■ Exercise task
Each entry has to be copied exactly, with nothing missed.
─── Provided data
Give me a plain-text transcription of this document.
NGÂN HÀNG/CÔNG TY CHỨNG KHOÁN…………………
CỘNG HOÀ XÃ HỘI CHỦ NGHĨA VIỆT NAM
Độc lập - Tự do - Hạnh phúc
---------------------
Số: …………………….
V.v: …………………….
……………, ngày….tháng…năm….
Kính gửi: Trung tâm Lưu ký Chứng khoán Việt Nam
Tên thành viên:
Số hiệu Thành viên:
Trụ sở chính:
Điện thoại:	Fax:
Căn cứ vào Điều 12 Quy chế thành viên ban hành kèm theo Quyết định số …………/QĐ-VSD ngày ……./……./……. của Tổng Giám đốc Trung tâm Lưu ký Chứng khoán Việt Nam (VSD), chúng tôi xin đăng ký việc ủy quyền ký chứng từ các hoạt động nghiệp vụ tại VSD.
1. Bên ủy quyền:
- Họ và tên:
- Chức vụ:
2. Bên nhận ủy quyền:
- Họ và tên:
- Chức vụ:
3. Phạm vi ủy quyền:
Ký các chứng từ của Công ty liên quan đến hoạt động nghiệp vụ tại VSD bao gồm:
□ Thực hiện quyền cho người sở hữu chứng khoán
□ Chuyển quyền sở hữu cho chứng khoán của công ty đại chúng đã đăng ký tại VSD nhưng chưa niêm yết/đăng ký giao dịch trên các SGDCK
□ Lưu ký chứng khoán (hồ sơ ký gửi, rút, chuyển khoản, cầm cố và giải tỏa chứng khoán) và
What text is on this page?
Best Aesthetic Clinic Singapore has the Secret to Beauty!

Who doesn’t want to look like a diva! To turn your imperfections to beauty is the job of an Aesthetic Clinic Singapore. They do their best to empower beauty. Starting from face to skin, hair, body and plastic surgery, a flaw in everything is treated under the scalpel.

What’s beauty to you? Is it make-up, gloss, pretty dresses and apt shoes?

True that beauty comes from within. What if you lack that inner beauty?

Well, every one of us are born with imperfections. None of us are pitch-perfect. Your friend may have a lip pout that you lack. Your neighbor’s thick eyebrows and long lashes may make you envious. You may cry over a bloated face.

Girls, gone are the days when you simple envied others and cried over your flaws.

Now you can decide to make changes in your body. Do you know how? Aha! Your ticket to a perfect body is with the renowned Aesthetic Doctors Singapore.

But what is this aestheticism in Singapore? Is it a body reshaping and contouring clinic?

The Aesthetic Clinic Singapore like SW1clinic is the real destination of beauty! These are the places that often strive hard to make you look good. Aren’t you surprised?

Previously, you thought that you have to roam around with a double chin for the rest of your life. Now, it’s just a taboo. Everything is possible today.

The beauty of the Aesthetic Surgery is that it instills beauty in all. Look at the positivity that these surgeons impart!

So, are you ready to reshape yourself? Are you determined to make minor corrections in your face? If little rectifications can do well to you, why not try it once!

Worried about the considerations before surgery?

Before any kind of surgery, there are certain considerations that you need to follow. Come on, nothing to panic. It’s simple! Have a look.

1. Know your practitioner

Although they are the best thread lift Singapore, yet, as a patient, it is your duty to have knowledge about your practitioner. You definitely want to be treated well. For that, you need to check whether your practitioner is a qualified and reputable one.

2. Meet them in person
──────
■ Worked solution
Give me a plain-text transcription of this document.
NGÂN HÀNG/CÔNG TY CHỨNG KHOÁN…………………
CỘNG HOÀ XÃ HỘI CHỦ NGHĨA VIỆT NAM
Độc lập - Tự do - Hạnh phúc
---------------------
Số: …………………….
V.v: …………………….
……………, ngày….tháng…năm….
Kính gửi: Trung tâm Lưu ký Chứng khoán Việt Nam
Tên thành viên:
Số hiệu Thành viên:
Trụ sở chính:
Điện thoại:	Fax:
Căn cứ vào Điều 12 Quy chế thành viên ban hành kèm theo Quyết định số …………/QĐ-VSD ngày ……./……./……. của Tổng Giám đốc Trung tâm Lưu ký Chứng khoán Việt Nam (VSD), chúng tôi xin đăng ký việc ủy quyền ký chứng từ các hoạt động nghiệp vụ tại VSD.
1. Bên ủy quyền:
- Họ và tên:
- Chức vụ:
2. Bên nhận ủy quyền:
- Họ và tên:
- Chức vụ:
3. Phạm vi ủy quyền:
Ký các chứng từ của Công ty liên quan đến hoạt động nghiệp vụ tại VSD bao gồm:
□ Thực hiện quyền cho người sở hữu chứng khoán
□ Chuyển quyền sở hữu cho chứng khoán của công ty đại chúng đã đăng ký tại VSD nhưng chưa niêm yết/đăng ký giao dịch trên các SGDCK
□ Lưu ký chứng khoán (hồ sơ ký gửi, rút, chuyển khoản, cầm cố và giải tỏa chứng khoán) và
What text is on this page?
Best Aesthetic Clinic Singapore has the Secret to Beauty!

Who doesn’t want to look like a diva! To turn your imperfections to beauty is the job of an Aesthetic Clinic Singapore. They do their best to empower beauty. Starting from face to skin, hair, body and plastic surgery, a flaw in everything is treated under the scalpel.

What’s beauty to you? Is it make-up, gloss, pretty dresses and apt shoes?

True that beauty comes from within. What if you lack that inner beauty?

Well, every one of us are born with imperfections. None of us are pitch-perfect. Your friend may have a lip pout that you lack. Your neighbor’s thick eyebrows and long lashes may make you envious. You may cry over a bloated face.

Girls, gone are the days when you simple envied others and cried over your flaws.

Now you can decide to make changes in your body. Do you know how? Aha! Your ticket to a perfect body is with the renowned Aesthetic Doctors Singapore.

But what is this aestheticism in Singapore? Is it a body reshaping and contouring clinic?

The Aesthetic Clinic Singapore like SW1clinic is the real destination of beauty! These are the places that often strive hard to make you look good. Aren’t you surprised?

Previously, you thought that you have to roam around with a double chin for the rest of your life. Now, it’s just a taboo. Everything is possible today.

The beauty of the Aesthetic Surgery is that it instills beauty in all. Look at the positivity that these surgeons impart!

So, are you ready to reshape yourself? Are you determined to make minor corrections in your face? If little rectifications can do well to you, why not try it once!

Worried about the considerations before surgery?

Before any kind of surgery, there are certain considerations that you need to follow. Come on, nothing to panic. It’s simple! Have a look.

1. Know your practitioner

Although they are the best thread lift Singapore, yet, as a patient, it is your duty to have knowledge about your practitioner. You definitely want to be treated well. For that, you need to check whether your practitioner is a qualified and reputable one.

2. Meet them in person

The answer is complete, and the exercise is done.